:: Data lines ::
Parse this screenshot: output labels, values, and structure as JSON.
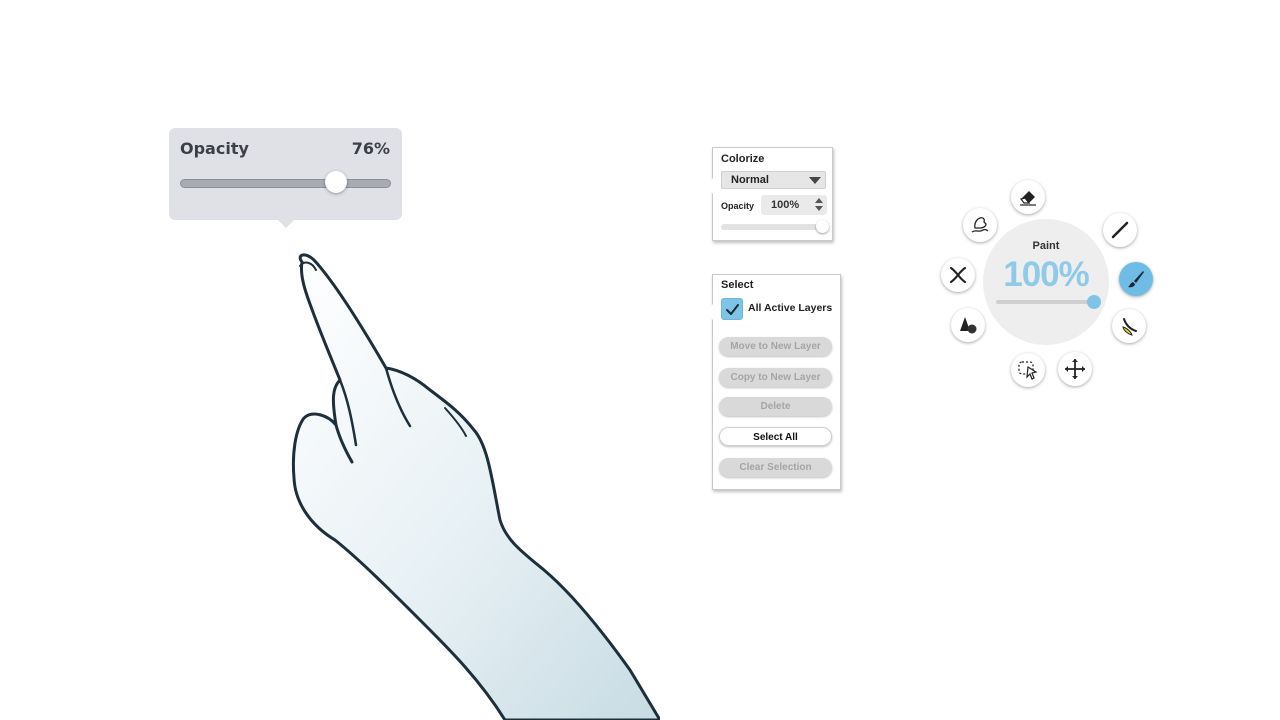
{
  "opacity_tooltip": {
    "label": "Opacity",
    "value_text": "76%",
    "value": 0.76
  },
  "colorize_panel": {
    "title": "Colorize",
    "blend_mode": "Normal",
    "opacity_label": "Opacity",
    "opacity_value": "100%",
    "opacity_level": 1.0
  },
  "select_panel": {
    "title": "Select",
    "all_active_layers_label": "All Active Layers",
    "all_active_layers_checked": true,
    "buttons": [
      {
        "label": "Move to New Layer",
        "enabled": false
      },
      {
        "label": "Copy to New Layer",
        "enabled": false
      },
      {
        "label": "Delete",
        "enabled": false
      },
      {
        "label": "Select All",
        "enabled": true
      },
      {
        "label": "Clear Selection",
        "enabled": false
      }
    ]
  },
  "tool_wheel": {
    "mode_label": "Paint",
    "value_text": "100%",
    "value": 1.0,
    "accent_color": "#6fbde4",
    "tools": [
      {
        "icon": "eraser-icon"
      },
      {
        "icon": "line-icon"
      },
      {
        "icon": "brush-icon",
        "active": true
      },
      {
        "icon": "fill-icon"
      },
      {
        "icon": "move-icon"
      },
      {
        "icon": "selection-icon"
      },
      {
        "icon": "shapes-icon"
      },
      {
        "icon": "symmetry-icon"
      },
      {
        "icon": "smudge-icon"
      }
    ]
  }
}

:: Your instructions ::
Write out the whole listing exactly, and drop the pictures.

:: Output below ::
Parse this screenshot: output labels, values, and structure as JSON.
{
  "opacity_tooltip": {
    "label": "Opacity",
    "value_text": "76%",
    "value": 0.76
  },
  "colorize_panel": {
    "title": "Colorize",
    "blend_mode": "Normal",
    "opacity_label": "Opacity",
    "opacity_value": "100%",
    "opacity_level": 1.0
  },
  "select_panel": {
    "title": "Select",
    "all_active_layers_label": "All Active Layers",
    "all_active_layers_checked": true,
    "buttons": [
      {
        "label": "Move to New Layer",
        "enabled": false
      },
      {
        "label": "Copy to New Layer",
        "enabled": false
      },
      {
        "label": "Delete",
        "enabled": false
      },
      {
        "label": "Select All",
        "enabled": true
      },
      {
        "label": "Clear Selection",
        "enabled": false
      }
    ]
  },
  "tool_wheel": {
    "mode_label": "Paint",
    "value_text": "100%",
    "value": 1.0,
    "accent_color": "#6fbde4",
    "tools": [
      {
        "icon": "eraser-icon"
      },
      {
        "icon": "line-icon"
      },
      {
        "icon": "brush-icon",
        "active": true
      },
      {
        "icon": "fill-icon"
      },
      {
        "icon": "move-icon"
      },
      {
        "icon": "selection-icon"
      },
      {
        "icon": "shapes-icon"
      },
      {
        "icon": "symmetry-icon"
      },
      {
        "icon": "smudge-icon"
      }
    ]
  }
}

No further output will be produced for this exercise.